Reproduce the rows from the line with "bar-row: PHARMACEUTICALS UNPAID: 56%" to the line with "category-label: FINANCIAL SERVICES", both included, without changing anything.

<<<<

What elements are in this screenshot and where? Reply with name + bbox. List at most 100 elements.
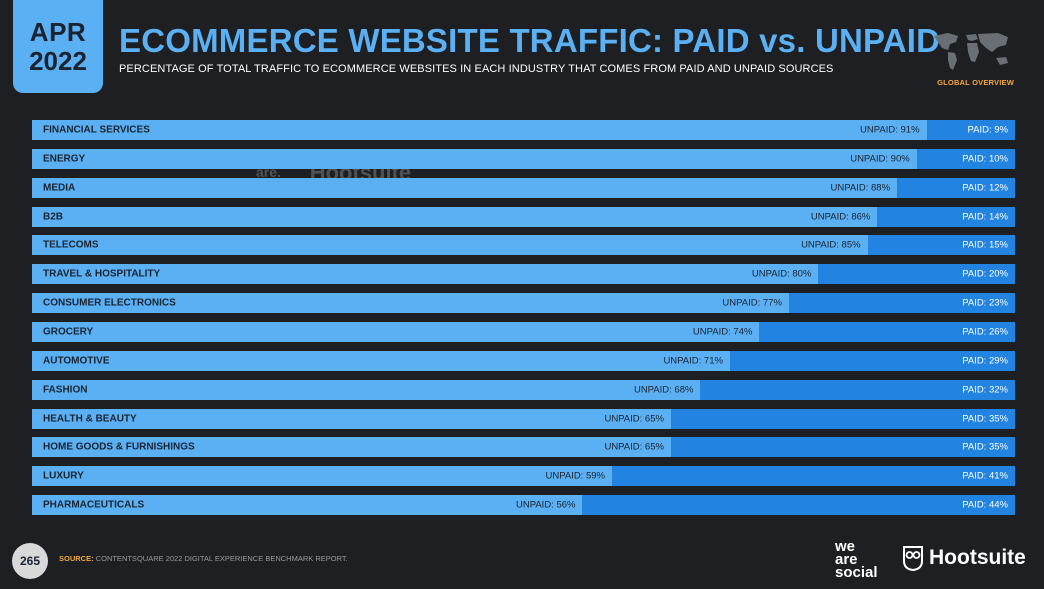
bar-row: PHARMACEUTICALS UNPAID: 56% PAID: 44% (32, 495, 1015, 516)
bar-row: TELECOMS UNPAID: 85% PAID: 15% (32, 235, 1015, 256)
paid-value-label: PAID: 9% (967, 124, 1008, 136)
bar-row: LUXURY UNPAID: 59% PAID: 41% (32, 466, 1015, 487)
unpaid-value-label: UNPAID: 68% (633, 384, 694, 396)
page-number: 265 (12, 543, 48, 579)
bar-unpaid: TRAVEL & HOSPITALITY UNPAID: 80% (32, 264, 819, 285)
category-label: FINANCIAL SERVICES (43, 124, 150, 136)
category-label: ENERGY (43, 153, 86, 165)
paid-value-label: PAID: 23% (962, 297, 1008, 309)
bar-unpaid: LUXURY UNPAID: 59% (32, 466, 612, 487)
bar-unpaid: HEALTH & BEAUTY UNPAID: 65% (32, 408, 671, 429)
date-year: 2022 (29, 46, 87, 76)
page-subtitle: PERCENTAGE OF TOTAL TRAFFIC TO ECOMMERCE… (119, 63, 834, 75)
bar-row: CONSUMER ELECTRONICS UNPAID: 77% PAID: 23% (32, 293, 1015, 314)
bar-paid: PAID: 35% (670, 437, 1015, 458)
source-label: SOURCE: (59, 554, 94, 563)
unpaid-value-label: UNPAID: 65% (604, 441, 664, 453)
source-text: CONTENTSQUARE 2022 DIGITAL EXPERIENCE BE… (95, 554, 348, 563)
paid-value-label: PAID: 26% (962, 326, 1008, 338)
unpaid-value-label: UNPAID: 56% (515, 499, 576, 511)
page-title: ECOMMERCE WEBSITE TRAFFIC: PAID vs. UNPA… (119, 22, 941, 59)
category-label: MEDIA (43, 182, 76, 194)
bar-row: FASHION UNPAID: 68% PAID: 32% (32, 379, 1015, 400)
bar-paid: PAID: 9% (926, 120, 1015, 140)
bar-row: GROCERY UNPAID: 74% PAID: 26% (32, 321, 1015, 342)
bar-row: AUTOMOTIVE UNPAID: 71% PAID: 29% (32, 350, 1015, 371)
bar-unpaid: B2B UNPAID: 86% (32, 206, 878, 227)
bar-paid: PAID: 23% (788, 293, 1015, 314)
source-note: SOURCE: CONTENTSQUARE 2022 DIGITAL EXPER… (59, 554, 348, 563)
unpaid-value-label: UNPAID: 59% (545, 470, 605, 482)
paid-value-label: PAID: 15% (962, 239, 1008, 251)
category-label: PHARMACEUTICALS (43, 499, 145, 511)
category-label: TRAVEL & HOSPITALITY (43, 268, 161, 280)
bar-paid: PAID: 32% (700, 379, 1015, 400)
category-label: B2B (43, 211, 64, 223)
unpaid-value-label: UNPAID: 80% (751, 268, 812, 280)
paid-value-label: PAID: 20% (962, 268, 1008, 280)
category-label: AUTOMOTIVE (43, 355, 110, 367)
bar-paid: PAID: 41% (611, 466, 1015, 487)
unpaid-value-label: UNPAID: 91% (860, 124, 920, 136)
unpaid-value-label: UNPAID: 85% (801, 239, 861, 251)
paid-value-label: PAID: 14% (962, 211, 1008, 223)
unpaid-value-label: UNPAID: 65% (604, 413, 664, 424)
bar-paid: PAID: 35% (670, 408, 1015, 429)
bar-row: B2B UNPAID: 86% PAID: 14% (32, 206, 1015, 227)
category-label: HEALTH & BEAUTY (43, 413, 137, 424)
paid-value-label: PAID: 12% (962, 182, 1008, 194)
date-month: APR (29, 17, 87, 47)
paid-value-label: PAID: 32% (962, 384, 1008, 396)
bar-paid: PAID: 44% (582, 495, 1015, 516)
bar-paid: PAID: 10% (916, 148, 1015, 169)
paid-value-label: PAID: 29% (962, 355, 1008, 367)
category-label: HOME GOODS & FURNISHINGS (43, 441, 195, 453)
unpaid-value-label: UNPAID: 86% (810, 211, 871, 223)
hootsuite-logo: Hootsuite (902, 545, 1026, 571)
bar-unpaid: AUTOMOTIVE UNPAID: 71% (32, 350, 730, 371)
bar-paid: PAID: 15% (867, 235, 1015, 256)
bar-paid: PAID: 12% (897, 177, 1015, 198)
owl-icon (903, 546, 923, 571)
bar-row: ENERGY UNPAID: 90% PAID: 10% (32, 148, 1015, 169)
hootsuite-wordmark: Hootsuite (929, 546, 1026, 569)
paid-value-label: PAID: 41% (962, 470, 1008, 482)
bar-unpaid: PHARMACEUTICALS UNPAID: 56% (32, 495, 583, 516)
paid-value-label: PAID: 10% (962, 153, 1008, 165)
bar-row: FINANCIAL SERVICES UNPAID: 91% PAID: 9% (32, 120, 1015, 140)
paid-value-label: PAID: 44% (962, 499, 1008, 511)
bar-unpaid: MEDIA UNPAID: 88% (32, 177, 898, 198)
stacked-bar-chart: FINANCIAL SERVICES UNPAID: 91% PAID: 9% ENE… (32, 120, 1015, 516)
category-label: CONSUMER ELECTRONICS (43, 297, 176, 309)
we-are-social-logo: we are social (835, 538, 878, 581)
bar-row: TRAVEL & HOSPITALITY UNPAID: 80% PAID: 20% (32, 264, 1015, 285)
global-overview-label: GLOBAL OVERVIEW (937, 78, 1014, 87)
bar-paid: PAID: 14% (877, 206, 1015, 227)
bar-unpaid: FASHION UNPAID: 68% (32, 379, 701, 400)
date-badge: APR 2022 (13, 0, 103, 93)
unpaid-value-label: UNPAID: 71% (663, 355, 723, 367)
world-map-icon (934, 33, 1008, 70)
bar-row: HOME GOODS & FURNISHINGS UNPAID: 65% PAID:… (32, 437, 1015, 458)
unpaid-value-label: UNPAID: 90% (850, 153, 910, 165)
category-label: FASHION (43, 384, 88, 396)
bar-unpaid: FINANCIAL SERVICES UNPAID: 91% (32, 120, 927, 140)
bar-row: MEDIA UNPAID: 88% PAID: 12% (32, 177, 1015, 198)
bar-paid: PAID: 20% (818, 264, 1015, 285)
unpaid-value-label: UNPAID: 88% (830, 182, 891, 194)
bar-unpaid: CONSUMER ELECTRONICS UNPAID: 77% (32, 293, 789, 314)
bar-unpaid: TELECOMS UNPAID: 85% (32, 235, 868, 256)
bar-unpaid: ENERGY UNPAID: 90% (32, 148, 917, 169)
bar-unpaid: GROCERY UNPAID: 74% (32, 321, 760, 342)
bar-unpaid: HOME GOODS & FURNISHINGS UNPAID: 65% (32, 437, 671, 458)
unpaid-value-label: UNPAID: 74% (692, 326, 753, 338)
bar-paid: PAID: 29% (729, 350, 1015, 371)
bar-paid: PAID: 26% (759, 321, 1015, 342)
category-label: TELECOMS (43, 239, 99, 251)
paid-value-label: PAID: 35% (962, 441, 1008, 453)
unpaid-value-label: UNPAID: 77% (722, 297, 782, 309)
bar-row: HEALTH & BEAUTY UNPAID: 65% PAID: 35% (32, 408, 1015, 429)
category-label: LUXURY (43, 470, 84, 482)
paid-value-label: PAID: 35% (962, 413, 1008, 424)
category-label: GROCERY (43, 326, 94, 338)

>>>>
<<<<

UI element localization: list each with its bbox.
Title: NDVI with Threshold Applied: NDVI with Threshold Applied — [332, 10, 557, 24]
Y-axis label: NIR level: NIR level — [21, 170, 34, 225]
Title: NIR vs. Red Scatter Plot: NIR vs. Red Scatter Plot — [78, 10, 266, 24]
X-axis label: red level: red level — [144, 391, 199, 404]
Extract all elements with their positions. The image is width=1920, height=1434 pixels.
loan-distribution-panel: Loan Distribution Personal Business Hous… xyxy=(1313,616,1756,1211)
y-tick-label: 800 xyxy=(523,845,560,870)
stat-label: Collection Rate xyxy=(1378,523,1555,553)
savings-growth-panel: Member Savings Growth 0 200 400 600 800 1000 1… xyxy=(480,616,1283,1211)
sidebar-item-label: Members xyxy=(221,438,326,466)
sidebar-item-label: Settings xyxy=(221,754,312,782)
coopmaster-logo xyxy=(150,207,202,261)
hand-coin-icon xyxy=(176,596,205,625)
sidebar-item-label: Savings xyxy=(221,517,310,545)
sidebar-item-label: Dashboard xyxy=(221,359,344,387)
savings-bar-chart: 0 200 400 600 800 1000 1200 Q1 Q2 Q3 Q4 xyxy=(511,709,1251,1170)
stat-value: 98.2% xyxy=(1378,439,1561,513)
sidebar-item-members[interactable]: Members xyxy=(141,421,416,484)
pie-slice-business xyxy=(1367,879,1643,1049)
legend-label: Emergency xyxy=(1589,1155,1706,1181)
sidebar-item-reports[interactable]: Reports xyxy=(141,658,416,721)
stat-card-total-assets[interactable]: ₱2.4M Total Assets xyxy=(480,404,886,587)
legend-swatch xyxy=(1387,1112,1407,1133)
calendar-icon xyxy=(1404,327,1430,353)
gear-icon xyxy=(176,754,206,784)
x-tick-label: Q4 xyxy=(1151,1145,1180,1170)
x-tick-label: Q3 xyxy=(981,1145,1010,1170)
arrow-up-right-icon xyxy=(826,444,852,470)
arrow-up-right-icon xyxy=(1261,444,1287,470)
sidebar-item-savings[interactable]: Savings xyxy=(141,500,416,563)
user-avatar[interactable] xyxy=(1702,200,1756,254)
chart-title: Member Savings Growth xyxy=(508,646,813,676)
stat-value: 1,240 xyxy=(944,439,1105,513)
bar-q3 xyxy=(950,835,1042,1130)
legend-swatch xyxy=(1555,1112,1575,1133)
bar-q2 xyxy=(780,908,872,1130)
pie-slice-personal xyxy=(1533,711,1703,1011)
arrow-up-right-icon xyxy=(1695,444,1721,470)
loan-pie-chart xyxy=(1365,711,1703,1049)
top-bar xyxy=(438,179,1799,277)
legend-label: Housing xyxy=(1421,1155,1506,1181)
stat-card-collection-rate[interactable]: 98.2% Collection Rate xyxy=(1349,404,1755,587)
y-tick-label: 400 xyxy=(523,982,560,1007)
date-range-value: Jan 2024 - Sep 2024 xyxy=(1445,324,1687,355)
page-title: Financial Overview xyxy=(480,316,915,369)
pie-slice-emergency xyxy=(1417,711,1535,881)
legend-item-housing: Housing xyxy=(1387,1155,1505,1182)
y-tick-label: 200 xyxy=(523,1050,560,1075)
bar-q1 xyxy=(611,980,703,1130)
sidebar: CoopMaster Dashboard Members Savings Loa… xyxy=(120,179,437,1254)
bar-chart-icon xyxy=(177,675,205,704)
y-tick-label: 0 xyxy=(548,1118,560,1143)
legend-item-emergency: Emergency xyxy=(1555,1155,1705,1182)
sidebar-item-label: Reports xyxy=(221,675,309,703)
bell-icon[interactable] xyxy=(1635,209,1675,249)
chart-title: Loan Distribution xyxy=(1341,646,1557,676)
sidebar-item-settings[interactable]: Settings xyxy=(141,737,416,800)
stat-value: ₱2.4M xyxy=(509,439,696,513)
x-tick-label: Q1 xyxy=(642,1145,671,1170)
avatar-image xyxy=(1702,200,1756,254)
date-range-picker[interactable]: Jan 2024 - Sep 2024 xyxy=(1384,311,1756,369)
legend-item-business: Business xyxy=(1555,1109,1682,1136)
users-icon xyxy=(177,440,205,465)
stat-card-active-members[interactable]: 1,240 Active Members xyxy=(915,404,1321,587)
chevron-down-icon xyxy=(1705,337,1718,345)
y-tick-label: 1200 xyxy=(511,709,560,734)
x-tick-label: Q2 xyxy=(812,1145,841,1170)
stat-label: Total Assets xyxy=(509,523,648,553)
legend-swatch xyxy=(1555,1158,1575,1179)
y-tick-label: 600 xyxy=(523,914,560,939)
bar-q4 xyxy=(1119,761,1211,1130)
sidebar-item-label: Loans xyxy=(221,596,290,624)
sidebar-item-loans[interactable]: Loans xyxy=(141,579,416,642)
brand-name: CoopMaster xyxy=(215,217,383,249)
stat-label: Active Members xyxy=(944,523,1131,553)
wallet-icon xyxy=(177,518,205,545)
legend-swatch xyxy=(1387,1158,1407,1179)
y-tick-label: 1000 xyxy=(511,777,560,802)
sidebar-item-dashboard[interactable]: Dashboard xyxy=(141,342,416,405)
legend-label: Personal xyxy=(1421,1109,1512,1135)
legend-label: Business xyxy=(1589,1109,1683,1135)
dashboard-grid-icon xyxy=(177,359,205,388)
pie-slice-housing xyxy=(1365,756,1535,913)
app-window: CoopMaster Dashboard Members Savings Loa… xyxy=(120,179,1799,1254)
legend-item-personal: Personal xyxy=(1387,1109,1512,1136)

>>>>

* _TASK OUTPUT_:
bar-row: PHARMACEUTICALS UNPAID: 56% PAID: 44% (32, 495, 1015, 516)
bar-row: TELECOMS UNPAID: 85% PAID: 15% (32, 235, 1015, 256)
paid-value-label: PAID: 9% (967, 124, 1008, 136)
bar-row: LUXURY UNPAID: 59% PAID: 41% (32, 466, 1015, 487)
unpaid-value-label: UNPAID: 68% (633, 384, 694, 396)
page-number: 265 (12, 543, 48, 579)
bar-unpaid: TRAVEL & HOSPITALITY UNPAID: 80% (32, 264, 819, 285)
category-label: FINANCIAL SERVICES (43, 124, 150, 136)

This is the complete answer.